** begin DATASET EXCERPTS **

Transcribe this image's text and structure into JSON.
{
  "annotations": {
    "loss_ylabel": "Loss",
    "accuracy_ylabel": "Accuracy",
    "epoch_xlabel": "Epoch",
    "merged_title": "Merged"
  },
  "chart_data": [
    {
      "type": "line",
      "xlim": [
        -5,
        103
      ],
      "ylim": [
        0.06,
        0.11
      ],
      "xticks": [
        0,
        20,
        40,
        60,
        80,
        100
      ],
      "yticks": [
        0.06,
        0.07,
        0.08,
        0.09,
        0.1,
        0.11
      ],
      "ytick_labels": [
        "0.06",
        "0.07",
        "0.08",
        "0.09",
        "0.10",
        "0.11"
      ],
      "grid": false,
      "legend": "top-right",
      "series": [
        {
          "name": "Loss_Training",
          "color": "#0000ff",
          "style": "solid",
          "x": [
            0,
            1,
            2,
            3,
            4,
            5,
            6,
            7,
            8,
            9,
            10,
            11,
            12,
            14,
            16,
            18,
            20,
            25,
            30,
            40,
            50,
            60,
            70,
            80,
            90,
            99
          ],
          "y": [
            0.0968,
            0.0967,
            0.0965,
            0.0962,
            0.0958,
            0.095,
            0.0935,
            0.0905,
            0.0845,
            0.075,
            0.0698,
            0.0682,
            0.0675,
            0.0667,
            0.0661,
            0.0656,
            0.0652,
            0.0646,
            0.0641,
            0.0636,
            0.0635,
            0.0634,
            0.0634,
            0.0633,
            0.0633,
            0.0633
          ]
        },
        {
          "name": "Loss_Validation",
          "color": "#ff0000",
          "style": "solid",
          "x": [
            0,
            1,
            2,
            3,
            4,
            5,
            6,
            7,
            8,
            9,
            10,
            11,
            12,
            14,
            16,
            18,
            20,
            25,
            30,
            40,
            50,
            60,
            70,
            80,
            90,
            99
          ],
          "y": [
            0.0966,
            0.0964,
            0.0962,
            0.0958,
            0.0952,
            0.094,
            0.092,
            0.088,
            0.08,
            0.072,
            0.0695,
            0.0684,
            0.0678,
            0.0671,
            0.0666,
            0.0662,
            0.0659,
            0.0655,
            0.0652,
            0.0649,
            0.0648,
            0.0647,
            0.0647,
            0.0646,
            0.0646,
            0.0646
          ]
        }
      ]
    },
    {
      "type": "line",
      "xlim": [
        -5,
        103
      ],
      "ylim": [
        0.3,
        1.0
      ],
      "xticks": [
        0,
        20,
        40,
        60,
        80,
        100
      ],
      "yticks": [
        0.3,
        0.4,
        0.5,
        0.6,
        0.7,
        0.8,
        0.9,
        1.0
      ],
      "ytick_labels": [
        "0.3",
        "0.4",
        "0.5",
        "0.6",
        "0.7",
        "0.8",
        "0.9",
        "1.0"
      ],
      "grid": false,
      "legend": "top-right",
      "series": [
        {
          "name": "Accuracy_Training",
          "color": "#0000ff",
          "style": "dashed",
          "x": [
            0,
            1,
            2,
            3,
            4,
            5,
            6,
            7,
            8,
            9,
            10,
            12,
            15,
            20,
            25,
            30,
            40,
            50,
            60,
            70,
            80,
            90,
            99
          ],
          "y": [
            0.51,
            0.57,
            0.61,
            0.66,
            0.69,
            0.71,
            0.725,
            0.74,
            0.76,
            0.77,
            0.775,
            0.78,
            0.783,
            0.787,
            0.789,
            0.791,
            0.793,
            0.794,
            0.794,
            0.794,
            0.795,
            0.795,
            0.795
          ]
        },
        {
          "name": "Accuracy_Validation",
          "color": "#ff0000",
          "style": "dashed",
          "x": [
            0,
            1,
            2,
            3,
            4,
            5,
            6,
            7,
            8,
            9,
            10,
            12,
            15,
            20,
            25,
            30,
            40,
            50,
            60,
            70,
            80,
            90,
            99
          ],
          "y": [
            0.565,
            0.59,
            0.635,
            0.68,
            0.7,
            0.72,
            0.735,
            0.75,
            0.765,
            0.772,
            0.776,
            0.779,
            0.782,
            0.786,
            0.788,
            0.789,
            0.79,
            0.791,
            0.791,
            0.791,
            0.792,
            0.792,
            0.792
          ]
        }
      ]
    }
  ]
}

** end DATASET EXCERPTS **

WHAT THE TASK ASKS:
Copy out each record exactly as given, omitting none.

ANSWER BELOW:
Transcribe this image's text and structure into JSON.
{
  "annotations": {
    "loss_ylabel": "Loss",
    "accuracy_ylabel": "Accuracy",
    "epoch_xlabel": "Epoch",
    "merged_title": "Merged"
  },
  "chart_data": [
    {
      "type": "line",
      "xlim": [
        -5,
        103
      ],
      "ylim": [
        0.06,
        0.11
      ],
      "xticks": [
        0,
        20,
        40,
        60,
        80,
        100
      ],
      "yticks": [
        0.06,
        0.07,
        0.08,
        0.09,
        0.1,
        0.11
      ],
      "ytick_labels": [
        "0.06",
        "0.07",
        "0.08",
        "0.09",
        "0.10",
        "0.11"
      ],
      "grid": false,
      "legend": "top-right",
      "series": [
        {
          "name": "Loss_Training",
          "color": "#0000ff",
          "style": "solid",
          "x": [
            0,
            1,
            2,
            3,
            4,
            5,
            6,
            7,
            8,
            9,
            10,
            11,
            12,
            14,
            16,
            18,
            20,
            25,
            30,
            40,
            50,
            60,
            70,
            80,
            90,
            99
          ],
          "y": [
            0.0968,
            0.0967,
            0.0965,
            0.0962,
            0.0958,
            0.095,
            0.0935,
            0.0905,
            0.0845,
            0.075,
            0.0698,
            0.0682,
            0.0675,
            0.0667,
            0.0661,
            0.0656,
            0.0652,
            0.0646,
            0.0641,
            0.0636,
            0.0635,
            0.0634,
            0.0634,
            0.0633,
            0.0633,
            0.0633
          ]
        },
        {
          "name": "Loss_Validation",
          "color": "#ff0000",
          "style": "solid",
          "x": [
            0,
            1,
            2,
            3,
            4,
            5,
            6,
            7,
            8,
            9,
            10,
            11,
            12,
            14,
            16,
            18,
            20,
            25,
            30,
            40,
            50,
            60,
            70,
            80,
            90,
            99
          ],
          "y": [
            0.0966,
            0.0964,
            0.0962,
            0.0958,
            0.0952,
            0.094,
            0.092,
            0.088,
            0.08,
            0.072,
            0.0695,
            0.0684,
            0.0678,
            0.0671,
            0.0666,
            0.0662,
            0.0659,
            0.0655,
            0.0652,
            0.0649,
            0.0648,
            0.0647,
            0.0647,
            0.0646,
            0.0646,
            0.0646
          ]
        }
      ]
    },
    {
      "type": "line",
      "xlim": [
        -5,
        103
      ],
      "ylim": [
        0.3,
        1.0
      ],
      "xticks": [
        0,
        20,
        40,
        60,
        80,
        100
      ],
      "yticks": [
        0.3,
        0.4,
        0.5,
        0.6,
        0.7,
        0.8,
        0.9,
        1.0
      ],
      "ytick_labels": [
        "0.3",
        "0.4",
        "0.5",
        "0.6",
        "0.7",
        "0.8",
        "0.9",
        "1.0"
      ],
      "grid": false,
      "legend": "top-right",
      "series": [
        {
          "name": "Accuracy_Training",
          "color": "#0000ff",
          "style": "dashed",
          "x": [
            0,
            1,
            2,
            3,
            4,
            5,
            6,
            7,
            8,
            9,
            10,
            12,
            15,
            20,
            25,
            30,
            40,
            50,
            60,
            70,
            80,
            90,
            99
          ],
          "y": [
            0.51,
            0.57,
            0.61,
            0.66,
            0.69,
            0.71,
            0.725,
            0.74,
            0.76,
            0.77,
            0.775,
            0.78,
            0.783,
            0.787,
            0.789,
            0.791,
            0.793,
            0.794,
            0.794,
            0.794,
            0.795,
            0.795,
            0.795
          ]
        },
        {
          "name": "Accuracy_Validation",
          "color": "#ff0000",
          "style": "dashed",
          "x": [
            0,
            1,
            2,
            3,
            4,
            5,
            6,
            7,
            8,
            9,
            10,
            12,
            15,
            20,
            25,
            30,
            40,
            50,
            60,
            70,
            80,
            90,
            99
          ],
          "y": [
            0.565,
            0.59,
            0.635,
            0.68,
            0.7,
            0.72,
            0.735,
            0.75,
            0.765,
            0.772,
            0.776,
            0.779,
            0.782,
            0.786,
            0.788,
            0.789,
            0.79,
            0.791,
            0.791,
            0.791,
            0.792,
            0.792,
            0.792
          ]
        }
      ]
    }
  ]
}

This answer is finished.